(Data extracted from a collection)
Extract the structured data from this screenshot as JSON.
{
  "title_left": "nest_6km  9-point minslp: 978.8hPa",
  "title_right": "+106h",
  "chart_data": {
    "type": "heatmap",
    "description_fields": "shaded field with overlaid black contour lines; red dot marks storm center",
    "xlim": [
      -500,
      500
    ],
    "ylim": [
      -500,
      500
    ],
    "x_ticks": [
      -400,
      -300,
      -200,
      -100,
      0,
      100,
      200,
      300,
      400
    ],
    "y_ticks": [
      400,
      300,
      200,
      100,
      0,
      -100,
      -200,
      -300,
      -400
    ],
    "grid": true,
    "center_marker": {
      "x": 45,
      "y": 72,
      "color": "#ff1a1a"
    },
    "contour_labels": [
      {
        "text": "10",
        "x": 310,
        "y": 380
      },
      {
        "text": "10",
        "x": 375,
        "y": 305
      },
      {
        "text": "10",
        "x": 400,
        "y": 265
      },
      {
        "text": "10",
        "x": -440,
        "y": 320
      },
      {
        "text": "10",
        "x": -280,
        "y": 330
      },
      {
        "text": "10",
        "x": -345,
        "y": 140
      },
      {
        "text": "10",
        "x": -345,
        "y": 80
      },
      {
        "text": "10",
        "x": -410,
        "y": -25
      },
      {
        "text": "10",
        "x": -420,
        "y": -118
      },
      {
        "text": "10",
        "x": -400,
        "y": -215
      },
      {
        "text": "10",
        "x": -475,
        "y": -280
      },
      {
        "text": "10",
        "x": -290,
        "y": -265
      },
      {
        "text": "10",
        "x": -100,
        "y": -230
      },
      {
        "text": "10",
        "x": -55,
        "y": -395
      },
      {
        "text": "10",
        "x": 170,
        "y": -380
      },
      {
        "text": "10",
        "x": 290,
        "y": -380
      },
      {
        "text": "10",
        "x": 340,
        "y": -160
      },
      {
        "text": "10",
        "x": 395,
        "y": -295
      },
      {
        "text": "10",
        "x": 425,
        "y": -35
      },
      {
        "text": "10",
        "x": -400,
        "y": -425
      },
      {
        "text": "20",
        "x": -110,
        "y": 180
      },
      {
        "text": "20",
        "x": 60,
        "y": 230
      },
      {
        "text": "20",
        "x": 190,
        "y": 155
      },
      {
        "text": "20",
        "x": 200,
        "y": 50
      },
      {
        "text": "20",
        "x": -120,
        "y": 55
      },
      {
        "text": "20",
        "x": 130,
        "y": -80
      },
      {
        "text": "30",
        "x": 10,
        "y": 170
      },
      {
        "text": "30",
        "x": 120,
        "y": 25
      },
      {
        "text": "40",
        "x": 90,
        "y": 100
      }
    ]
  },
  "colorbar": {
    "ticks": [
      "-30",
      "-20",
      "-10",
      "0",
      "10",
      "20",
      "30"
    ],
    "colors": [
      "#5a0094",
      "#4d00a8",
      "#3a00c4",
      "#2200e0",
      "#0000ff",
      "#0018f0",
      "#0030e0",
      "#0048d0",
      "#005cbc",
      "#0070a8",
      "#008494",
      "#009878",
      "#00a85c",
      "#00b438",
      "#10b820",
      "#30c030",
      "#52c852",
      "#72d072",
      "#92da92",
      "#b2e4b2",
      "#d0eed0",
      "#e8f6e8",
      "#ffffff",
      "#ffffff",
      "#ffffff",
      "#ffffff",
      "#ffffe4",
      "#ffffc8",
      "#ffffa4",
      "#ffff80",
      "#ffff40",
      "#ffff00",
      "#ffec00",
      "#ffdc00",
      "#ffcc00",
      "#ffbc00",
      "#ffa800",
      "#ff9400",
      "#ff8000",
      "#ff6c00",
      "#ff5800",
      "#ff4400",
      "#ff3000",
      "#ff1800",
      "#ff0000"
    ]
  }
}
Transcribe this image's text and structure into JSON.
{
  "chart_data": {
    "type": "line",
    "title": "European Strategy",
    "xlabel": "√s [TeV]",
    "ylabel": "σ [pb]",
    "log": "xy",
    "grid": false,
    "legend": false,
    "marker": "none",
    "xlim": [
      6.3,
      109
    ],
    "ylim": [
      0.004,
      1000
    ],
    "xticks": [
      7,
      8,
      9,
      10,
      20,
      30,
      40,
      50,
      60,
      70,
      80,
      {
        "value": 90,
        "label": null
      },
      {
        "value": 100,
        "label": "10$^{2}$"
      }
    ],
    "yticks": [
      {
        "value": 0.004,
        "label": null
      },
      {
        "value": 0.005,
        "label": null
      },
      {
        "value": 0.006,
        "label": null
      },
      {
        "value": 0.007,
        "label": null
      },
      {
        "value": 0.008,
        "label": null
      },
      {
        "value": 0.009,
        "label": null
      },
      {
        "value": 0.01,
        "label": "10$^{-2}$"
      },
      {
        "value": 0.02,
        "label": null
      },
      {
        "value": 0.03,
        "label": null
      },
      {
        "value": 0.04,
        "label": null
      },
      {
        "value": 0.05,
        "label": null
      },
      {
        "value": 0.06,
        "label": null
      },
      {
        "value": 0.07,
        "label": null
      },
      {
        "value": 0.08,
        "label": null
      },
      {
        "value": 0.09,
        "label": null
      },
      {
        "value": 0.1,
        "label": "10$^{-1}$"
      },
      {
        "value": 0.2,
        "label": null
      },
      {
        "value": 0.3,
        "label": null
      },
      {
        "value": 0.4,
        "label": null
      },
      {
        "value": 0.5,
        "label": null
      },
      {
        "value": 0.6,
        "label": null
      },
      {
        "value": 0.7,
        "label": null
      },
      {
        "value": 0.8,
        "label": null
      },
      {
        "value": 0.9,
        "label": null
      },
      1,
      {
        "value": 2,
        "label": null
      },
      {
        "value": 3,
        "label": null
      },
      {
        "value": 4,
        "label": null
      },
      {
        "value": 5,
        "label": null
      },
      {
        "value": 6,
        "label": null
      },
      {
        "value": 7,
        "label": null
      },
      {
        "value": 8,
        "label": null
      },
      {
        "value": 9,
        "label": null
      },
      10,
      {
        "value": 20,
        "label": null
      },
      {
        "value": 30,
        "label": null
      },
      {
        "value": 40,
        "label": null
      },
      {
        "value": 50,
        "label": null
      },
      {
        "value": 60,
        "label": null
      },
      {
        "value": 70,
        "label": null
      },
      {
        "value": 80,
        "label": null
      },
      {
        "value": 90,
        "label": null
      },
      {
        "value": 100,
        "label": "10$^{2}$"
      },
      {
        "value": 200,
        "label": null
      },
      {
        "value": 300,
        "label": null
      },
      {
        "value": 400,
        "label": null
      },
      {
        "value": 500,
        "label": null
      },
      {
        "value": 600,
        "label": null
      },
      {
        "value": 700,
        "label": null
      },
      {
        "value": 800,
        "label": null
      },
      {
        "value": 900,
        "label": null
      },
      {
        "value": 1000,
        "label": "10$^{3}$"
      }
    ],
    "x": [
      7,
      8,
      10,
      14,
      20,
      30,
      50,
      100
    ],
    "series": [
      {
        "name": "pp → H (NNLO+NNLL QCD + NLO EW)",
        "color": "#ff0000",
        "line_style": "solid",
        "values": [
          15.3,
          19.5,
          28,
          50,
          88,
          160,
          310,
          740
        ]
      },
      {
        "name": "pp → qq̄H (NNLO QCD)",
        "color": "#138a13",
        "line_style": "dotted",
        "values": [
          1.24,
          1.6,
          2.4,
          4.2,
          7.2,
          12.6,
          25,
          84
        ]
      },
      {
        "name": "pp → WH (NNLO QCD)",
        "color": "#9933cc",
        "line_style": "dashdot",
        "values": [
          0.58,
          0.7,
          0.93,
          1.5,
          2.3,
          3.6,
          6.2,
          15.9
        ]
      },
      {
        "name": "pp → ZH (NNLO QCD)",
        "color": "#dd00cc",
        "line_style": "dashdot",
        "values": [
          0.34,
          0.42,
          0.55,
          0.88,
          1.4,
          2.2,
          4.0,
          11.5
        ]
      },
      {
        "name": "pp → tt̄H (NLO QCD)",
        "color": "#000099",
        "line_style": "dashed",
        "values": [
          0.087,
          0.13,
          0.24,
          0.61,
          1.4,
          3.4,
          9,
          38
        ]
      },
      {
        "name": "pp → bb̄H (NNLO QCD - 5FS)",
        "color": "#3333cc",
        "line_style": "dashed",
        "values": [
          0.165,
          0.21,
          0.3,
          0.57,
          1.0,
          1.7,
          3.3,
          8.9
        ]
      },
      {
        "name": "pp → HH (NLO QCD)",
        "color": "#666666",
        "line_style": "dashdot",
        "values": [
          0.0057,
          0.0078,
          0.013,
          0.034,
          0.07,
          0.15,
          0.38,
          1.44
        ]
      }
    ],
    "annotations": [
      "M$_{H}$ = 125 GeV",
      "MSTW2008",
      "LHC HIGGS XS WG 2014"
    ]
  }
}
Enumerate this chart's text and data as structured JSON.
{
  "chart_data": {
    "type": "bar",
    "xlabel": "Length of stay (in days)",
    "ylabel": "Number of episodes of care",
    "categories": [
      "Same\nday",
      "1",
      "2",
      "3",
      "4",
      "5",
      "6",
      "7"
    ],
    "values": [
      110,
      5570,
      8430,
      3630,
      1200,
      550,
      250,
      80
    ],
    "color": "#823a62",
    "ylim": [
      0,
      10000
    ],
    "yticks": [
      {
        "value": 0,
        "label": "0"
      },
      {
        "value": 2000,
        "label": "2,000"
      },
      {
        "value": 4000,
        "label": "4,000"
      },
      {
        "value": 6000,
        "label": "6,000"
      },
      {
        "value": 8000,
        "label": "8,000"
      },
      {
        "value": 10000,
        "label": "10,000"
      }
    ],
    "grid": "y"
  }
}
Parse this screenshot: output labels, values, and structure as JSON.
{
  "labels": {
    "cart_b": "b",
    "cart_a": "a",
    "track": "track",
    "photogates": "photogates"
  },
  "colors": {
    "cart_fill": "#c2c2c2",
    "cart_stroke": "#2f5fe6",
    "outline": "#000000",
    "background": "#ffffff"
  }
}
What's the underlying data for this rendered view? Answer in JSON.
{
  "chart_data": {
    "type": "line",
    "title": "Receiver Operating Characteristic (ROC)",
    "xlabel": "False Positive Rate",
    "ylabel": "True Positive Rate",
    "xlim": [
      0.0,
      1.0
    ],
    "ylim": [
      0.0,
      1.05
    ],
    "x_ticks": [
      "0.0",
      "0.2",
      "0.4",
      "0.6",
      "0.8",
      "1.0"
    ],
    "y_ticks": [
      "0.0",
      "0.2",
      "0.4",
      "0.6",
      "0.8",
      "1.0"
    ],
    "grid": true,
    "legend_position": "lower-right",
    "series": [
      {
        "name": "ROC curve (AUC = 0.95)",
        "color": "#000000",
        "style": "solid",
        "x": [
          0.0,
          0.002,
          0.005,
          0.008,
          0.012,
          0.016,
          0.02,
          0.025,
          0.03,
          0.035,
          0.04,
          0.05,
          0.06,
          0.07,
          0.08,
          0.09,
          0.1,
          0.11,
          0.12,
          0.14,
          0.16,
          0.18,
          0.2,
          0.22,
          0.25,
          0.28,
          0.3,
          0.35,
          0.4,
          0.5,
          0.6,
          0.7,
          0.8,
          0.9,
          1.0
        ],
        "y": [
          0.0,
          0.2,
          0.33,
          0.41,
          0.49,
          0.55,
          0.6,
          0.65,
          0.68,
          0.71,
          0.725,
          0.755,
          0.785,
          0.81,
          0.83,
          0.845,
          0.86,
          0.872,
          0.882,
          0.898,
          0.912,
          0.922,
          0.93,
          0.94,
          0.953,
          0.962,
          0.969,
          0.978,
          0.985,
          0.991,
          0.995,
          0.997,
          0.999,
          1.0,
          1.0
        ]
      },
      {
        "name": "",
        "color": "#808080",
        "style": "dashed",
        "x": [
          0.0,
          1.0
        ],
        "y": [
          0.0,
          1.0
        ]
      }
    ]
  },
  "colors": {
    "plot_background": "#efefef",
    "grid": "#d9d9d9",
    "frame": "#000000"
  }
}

**Work to do:** Pick out and copy every line that contains the word "name".

**Response to the exercise:**
        "name": "pp → H (NNLO+NNLL QCD + NLO EW)",
        "name": "pp → qq̄H (NNLO QCD)",
        "name": "pp → WH (NNLO QCD)",
        "name": "pp → ZH (NNLO QCD)",
        "name": "pp → tt̄H (NLO QCD)",
        "name": "pp → bb̄H (NNLO QCD - 5FS)",
        "name": "pp → HH (NLO QCD)",
        "name": "ROC curve (AUC = 0.95)",
        "name": "",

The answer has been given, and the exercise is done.